-- AIM OF THE TASK --
State the number of lines with the string "temps" in them, and nothing else.
>> Start
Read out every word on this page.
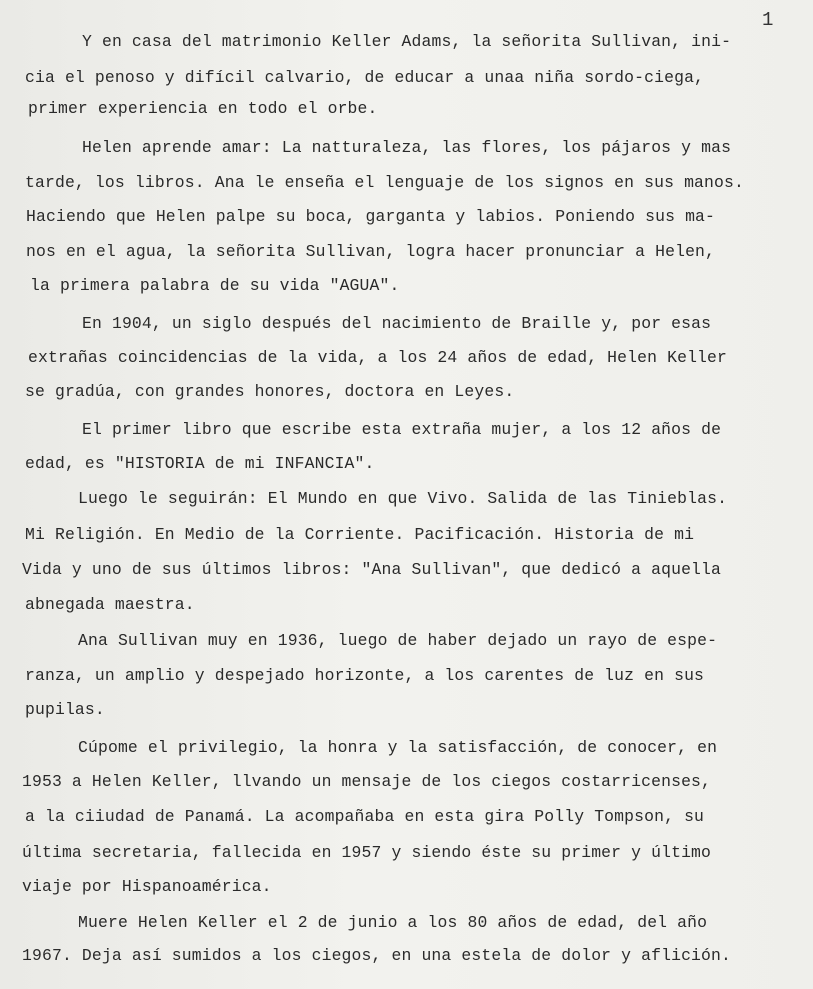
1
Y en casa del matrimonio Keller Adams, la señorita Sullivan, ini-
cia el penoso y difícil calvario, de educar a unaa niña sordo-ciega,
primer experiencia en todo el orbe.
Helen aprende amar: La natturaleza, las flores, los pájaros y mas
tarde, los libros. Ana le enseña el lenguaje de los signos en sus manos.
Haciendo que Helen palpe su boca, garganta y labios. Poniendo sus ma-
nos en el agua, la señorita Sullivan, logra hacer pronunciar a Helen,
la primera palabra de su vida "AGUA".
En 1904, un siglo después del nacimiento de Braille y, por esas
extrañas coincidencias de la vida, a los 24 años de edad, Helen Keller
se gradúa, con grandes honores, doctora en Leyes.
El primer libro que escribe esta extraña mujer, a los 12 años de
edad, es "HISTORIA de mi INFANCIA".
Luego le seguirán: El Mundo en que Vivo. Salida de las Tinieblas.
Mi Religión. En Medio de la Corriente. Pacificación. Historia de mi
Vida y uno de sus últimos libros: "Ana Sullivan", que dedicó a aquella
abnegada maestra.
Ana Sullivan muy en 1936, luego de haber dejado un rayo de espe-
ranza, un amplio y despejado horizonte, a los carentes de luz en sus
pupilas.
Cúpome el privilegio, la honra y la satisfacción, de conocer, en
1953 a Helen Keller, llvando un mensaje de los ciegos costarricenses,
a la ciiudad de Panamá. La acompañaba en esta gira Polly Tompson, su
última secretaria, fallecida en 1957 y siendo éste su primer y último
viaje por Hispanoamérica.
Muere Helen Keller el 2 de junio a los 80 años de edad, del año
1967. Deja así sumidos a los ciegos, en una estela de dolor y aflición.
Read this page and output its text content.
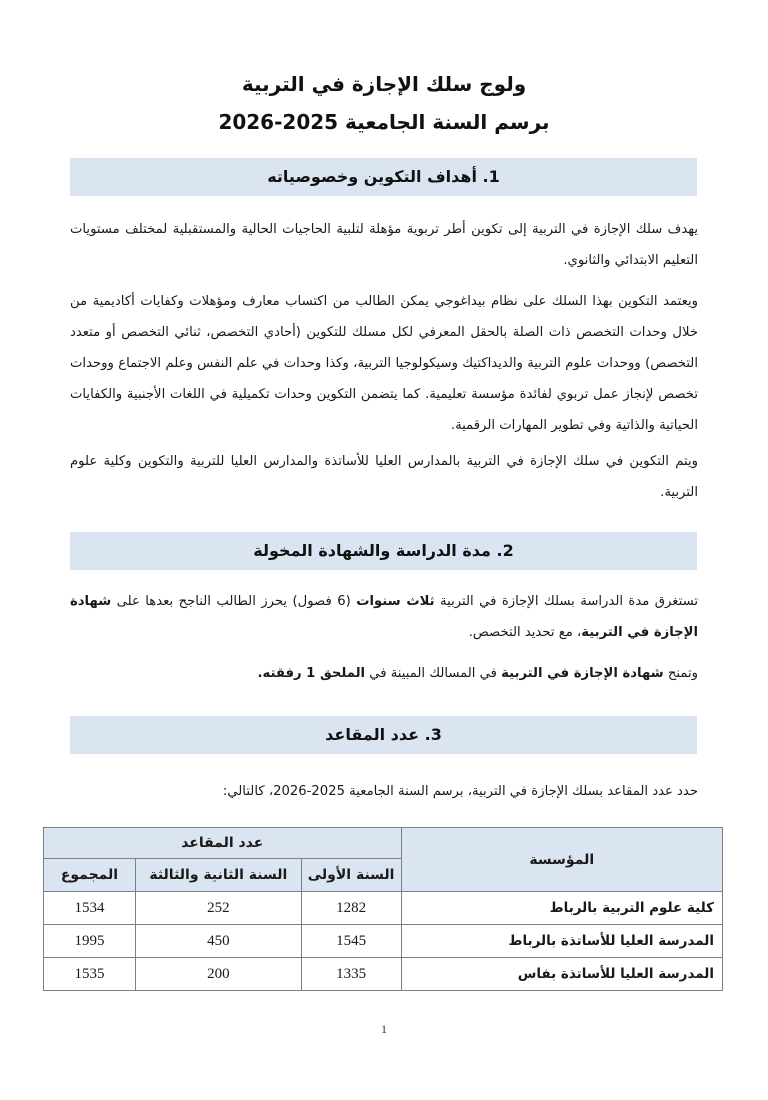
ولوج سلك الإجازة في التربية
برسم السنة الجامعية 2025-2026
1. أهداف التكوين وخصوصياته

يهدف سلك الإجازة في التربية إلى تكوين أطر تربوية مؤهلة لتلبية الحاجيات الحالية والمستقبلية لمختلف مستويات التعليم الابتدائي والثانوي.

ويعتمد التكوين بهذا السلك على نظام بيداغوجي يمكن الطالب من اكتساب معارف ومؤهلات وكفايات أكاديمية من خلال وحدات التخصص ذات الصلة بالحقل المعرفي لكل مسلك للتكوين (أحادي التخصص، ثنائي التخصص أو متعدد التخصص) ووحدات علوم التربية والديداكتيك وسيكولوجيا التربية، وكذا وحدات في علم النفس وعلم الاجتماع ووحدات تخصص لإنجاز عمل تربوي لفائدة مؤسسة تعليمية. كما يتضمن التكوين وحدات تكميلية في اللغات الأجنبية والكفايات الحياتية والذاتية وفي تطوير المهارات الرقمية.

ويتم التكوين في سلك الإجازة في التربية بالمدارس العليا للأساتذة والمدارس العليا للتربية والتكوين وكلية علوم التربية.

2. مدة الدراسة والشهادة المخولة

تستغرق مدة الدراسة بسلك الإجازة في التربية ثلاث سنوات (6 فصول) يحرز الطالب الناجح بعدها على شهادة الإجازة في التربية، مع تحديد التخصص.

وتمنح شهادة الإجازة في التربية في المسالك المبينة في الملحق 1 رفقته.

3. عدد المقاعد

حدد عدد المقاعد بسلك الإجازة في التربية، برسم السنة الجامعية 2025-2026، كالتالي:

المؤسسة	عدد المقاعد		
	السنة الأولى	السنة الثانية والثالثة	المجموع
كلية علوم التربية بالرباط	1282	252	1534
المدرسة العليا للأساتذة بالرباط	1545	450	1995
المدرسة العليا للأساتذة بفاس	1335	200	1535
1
>> End
>> Start
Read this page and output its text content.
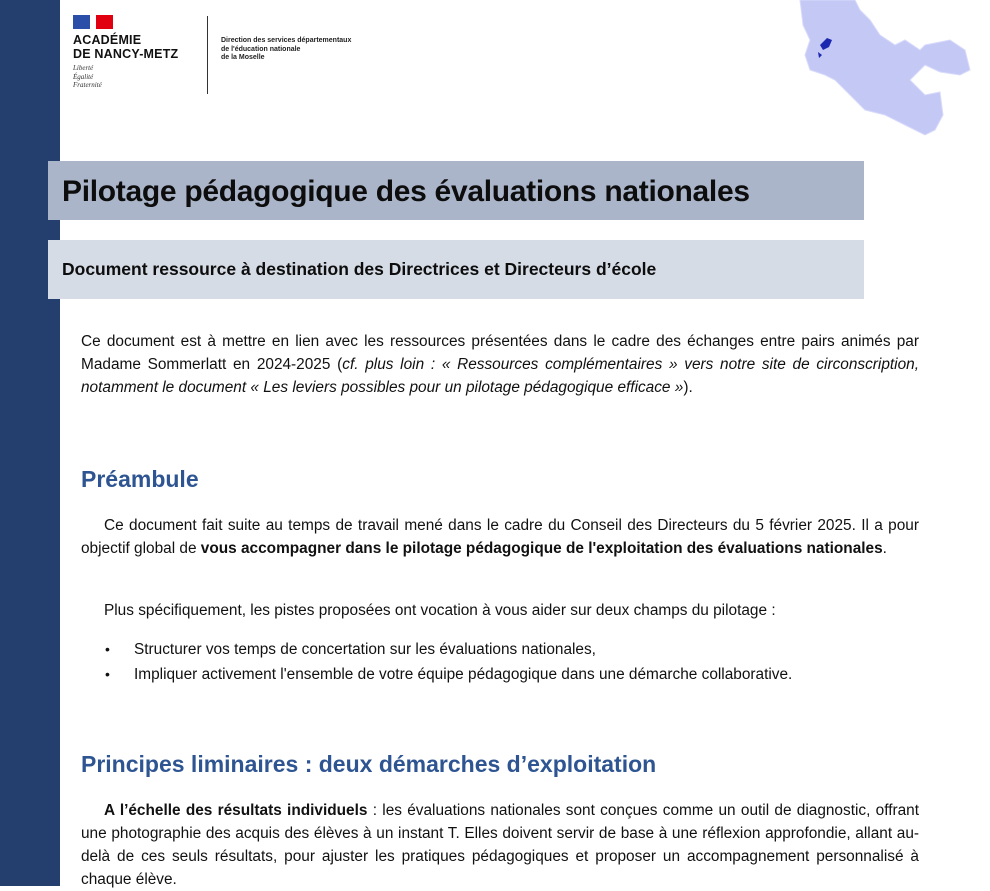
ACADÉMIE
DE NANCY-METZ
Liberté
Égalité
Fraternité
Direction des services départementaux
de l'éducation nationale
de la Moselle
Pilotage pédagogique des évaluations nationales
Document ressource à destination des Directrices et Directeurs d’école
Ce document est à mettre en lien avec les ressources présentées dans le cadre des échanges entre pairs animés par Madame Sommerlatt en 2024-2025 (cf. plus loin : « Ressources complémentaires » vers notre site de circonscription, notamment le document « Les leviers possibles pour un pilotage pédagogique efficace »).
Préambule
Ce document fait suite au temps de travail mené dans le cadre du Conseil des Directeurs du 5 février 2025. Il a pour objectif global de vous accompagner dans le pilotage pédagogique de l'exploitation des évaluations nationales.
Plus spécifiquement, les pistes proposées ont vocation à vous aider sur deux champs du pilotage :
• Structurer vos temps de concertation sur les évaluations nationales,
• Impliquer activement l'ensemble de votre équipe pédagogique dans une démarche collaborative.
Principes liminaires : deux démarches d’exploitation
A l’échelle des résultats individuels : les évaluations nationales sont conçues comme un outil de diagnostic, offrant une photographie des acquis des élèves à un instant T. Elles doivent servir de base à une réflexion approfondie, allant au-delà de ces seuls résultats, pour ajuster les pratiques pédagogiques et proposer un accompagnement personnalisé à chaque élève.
>> End
-- RESULT --
2